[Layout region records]
________
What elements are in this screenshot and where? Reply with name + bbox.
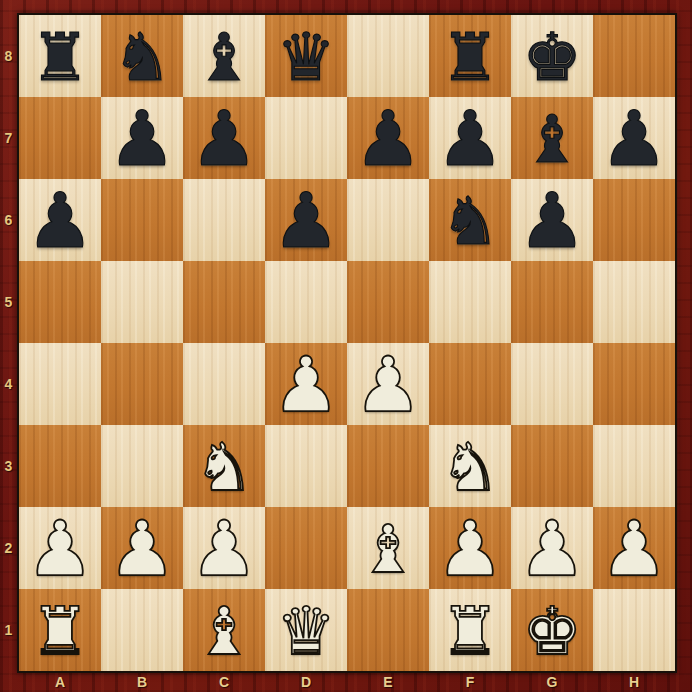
square-a7[interactable] <box>19 97 101 179</box>
square-f7[interactable]: ♟ <box>429 97 511 179</box>
square-h1[interactable] <box>593 589 675 671</box>
square-c6[interactable] <box>183 179 265 261</box>
square-g1[interactable]: ♚ <box>511 589 593 671</box>
square-d8[interactable]: ♛ <box>265 15 347 97</box>
piece-white-rook[interactable]: ♜ <box>30 599 89 665</box>
square-b7[interactable]: ♟ <box>101 97 183 179</box>
piece-white-pawn[interactable]: ♟ <box>272 347 340 423</box>
piece-black-bishop[interactable]: ♝ <box>194 25 253 91</box>
piece-black-pawn[interactable]: ♟ <box>190 101 258 177</box>
square-b1[interactable] <box>101 589 183 671</box>
square-d6[interactable]: ♟ <box>265 179 347 261</box>
square-e1[interactable] <box>347 589 429 671</box>
square-g3[interactable] <box>511 425 593 507</box>
square-a3[interactable] <box>19 425 101 507</box>
square-a8[interactable]: ♜ <box>19 15 101 97</box>
rank-label-4: 4 <box>0 343 17 425</box>
piece-black-rook[interactable]: ♜ <box>440 25 499 91</box>
square-c4[interactable] <box>183 343 265 425</box>
piece-black-bishop[interactable]: ♝ <box>522 107 581 173</box>
piece-white-knight[interactable]: ♞ <box>194 435 253 501</box>
file-label-a: A <box>19 671 101 692</box>
square-e3[interactable] <box>347 425 429 507</box>
file-label-h: H <box>593 671 675 692</box>
square-h5[interactable] <box>593 261 675 343</box>
square-d3[interactable] <box>265 425 347 507</box>
square-f4[interactable] <box>429 343 511 425</box>
square-e6[interactable] <box>347 179 429 261</box>
square-a5[interactable] <box>19 261 101 343</box>
piece-white-pawn[interactable]: ♟ <box>354 347 422 423</box>
rank-label-6: 6 <box>0 179 17 261</box>
square-h6[interactable] <box>593 179 675 261</box>
piece-white-pawn[interactable]: ♟ <box>518 511 586 587</box>
square-b4[interactable] <box>101 343 183 425</box>
file-label-b: B <box>101 671 183 692</box>
square-a2[interactable]: ♟ <box>19 507 101 589</box>
piece-black-king[interactable]: ♚ <box>522 25 581 91</box>
square-h3[interactable] <box>593 425 675 507</box>
piece-white-pawn[interactable]: ♟ <box>436 511 504 587</box>
square-b3[interactable] <box>101 425 183 507</box>
square-c1[interactable]: ♝ <box>183 589 265 671</box>
file-label-c: C <box>183 671 265 692</box>
square-f6[interactable]: ♞ <box>429 179 511 261</box>
piece-black-pawn[interactable]: ♟ <box>108 101 176 177</box>
square-f5[interactable] <box>429 261 511 343</box>
square-h2[interactable]: ♟ <box>593 507 675 589</box>
piece-white-bishop[interactable]: ♝ <box>358 517 417 583</box>
square-c5[interactable] <box>183 261 265 343</box>
square-g4[interactable] <box>511 343 593 425</box>
square-d7[interactable] <box>265 97 347 179</box>
square-h8[interactable] <box>593 15 675 97</box>
piece-black-pawn[interactable]: ♟ <box>272 183 340 259</box>
square-g7[interactable]: ♝ <box>511 97 593 179</box>
rank-label-3: 3 <box>0 425 17 507</box>
piece-black-pawn[interactable]: ♟ <box>436 101 504 177</box>
piece-white-pawn[interactable]: ♟ <box>108 511 176 587</box>
piece-black-rook[interactable]: ♜ <box>30 25 89 91</box>
rank-label-1: 1 <box>0 589 17 671</box>
square-b2[interactable]: ♟ <box>101 507 183 589</box>
board-frame: ♜♞♝♛♜♚♟♟♟♟♝♟♟♟♞♟♟♟♞♞♟♟♟♝♟♟♟♜♝♛♜♚ 8765432… <box>0 0 692 692</box>
piece-black-pawn[interactable]: ♟ <box>600 101 668 177</box>
rank-label-2: 2 <box>0 507 17 589</box>
square-h4[interactable] <box>593 343 675 425</box>
square-d1[interactable]: ♛ <box>265 589 347 671</box>
file-label-e: E <box>347 671 429 692</box>
square-e2[interactable]: ♝ <box>347 507 429 589</box>
square-f3[interactable]: ♞ <box>429 425 511 507</box>
square-a1[interactable]: ♜ <box>19 589 101 671</box>
square-f2[interactable]: ♟ <box>429 507 511 589</box>
piece-black-pawn[interactable]: ♟ <box>518 183 586 259</box>
file-label-d: D <box>265 671 347 692</box>
square-c8[interactable]: ♝ <box>183 15 265 97</box>
square-b6[interactable] <box>101 179 183 261</box>
square-f1[interactable]: ♜ <box>429 589 511 671</box>
square-f8[interactable]: ♜ <box>429 15 511 97</box>
square-b5[interactable] <box>101 261 183 343</box>
file-label-f: F <box>429 671 511 692</box>
piece-white-rook[interactable]: ♜ <box>440 599 499 665</box>
square-d2[interactable] <box>265 507 347 589</box>
piece-black-knight[interactable]: ♞ <box>440 189 499 255</box>
square-c3[interactable]: ♞ <box>183 425 265 507</box>
rank-label-5: 5 <box>0 261 17 343</box>
piece-white-pawn[interactable]: ♟ <box>26 511 94 587</box>
square-a4[interactable] <box>19 343 101 425</box>
square-g6[interactable]: ♟ <box>511 179 593 261</box>
square-a6[interactable]: ♟ <box>19 179 101 261</box>
square-h7[interactable]: ♟ <box>593 97 675 179</box>
piece-white-bishop[interactable]: ♝ <box>194 599 253 665</box>
square-b8[interactable]: ♞ <box>101 15 183 97</box>
piece-white-knight[interactable]: ♞ <box>440 435 499 501</box>
piece-white-pawn[interactable]: ♟ <box>600 511 668 587</box>
square-c7[interactable]: ♟ <box>183 97 265 179</box>
square-g8[interactable]: ♚ <box>511 15 593 97</box>
piece-black-pawn[interactable]: ♟ <box>26 183 94 259</box>
chess-board: ♜♞♝♛♜♚♟♟♟♟♝♟♟♟♞♟♟♟♞♞♟♟♟♝♟♟♟♜♝♛♜♚ <box>17 13 677 673</box>
square-c2[interactable]: ♟ <box>183 507 265 589</box>
file-label-g: G <box>511 671 593 692</box>
square-e4[interactable]: ♟ <box>347 343 429 425</box>
rank-label-8: 8 <box>0 15 17 97</box>
square-g5[interactable] <box>511 261 593 343</box>
piece-black-knight[interactable]: ♞ <box>112 25 171 91</box>
square-e5[interactable] <box>347 261 429 343</box>
square-d5[interactable] <box>265 261 347 343</box>
rank-label-7: 7 <box>0 97 17 179</box>
piece-black-pawn[interactable]: ♟ <box>354 101 422 177</box>
square-e8[interactable] <box>347 15 429 97</box>
square-d4[interactable]: ♟ <box>265 343 347 425</box>
piece-white-pawn[interactable]: ♟ <box>190 511 258 587</box>
square-e7[interactable]: ♟ <box>347 97 429 179</box>
square-g2[interactable]: ♟ <box>511 507 593 589</box>
piece-black-queen[interactable]: ♛ <box>276 25 335 91</box>
piece-white-queen[interactable]: ♛ <box>276 599 335 665</box>
piece-white-king[interactable]: ♚ <box>522 599 581 665</box>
________
Exercise brief: Rewrite the part of the entries above that opens with the line containing "square-a7[interactable] <box>19 97" and closes with the line containing "square-b4[interactable] <box>101 343" as a JSON list of strings, one string per line, leaving out any blank lines.

Right answer:
[
  "square-a7[interactable] <box>19 97 101 179</box>",
  "square-f7[interactable]: ♟ <box>429 97 511 179</box>",
  "square-h1[interactable] <box>593 589 675 671</box>",
  "square-c6[interactable] <box>183 179 265 261</box>",
  "square-g1[interactable]: ♚ <box>511 589 593 671</box>",
  "square-d8[interactable]: ♛ <box>265 15 347 97</box>",
  "piece-white-rook[interactable]: ♜ <box>30 599 89 665</box>",
  "square-b7[interactable]: ♟ <box>101 97 183 179</box>",
  "piece-white-pawn[interactable]: ♟ <box>272 347 340 423</box>",
  "piece-black-bishop[interactable]: ♝ <box>194 25 253 91</box>",
  "piece-black-pawn[interactable]: ♟ <box>190 101 258 177</box>",
  "square-b1[interactable] <box>101 589 183 671</box>",
  "square-d6[interactable]: ♟ <box>265 179 347 261</box>",
  "square-e1[interactable] <box>347 589 429 671</box>",
  "square-g3[interactable] <box>511 425 593 507</box>",
  "square-a3[interactable] <box>19 425 101 507</box>",
  "square-a8[interactable]: ♜ <box>19 15 101 97</box>",
  "rank-label-4: 4 <box>0 343 17 425</box>",
  "piece-black-rook[interactable]: ♜ <box>440 25 499 91</box>",
  "square-c4[interactable] <box>183 343 265 425</box>",
  "piece-black-bishop[interactable]: ♝ <box>522 107 581 173</box>",
  "piece-white-knight[interactable]: ♞ <box>194 435 253 501</box>",
  "file-label-a: A <box>19 671 101 692</box>",
  "square-e3[interactable] <box>347 425 429 507</box>",
  "file-label-h: H <box>593 671 675 692</box>",
  "square-h5[interactable] <box>593 261 675 343</box>",
  "square-d3[interactable] <box>265 425 347 507</box>",
  "square-f4[interactable] <box>429 343 511 425</box>",
  "square-e6[interactable] <box>347 179 429 261</box>",
  "square-a5[interactable] <box>19 261 101 343</box>",
  "piece-white-pawn[interactable]: ♟ <box>354 347 422 423</box>",
  "rank-label-6: 6 <box>0 179 17 261</box>",
  "square-h6[interactable] <box>593 179 675 261</box>",
  "piece-white-pawn[interactable]: ♟ <box>518 511 586 587</box>",
  "square-b4[interactable] <box>101 343 183 425</box>"
]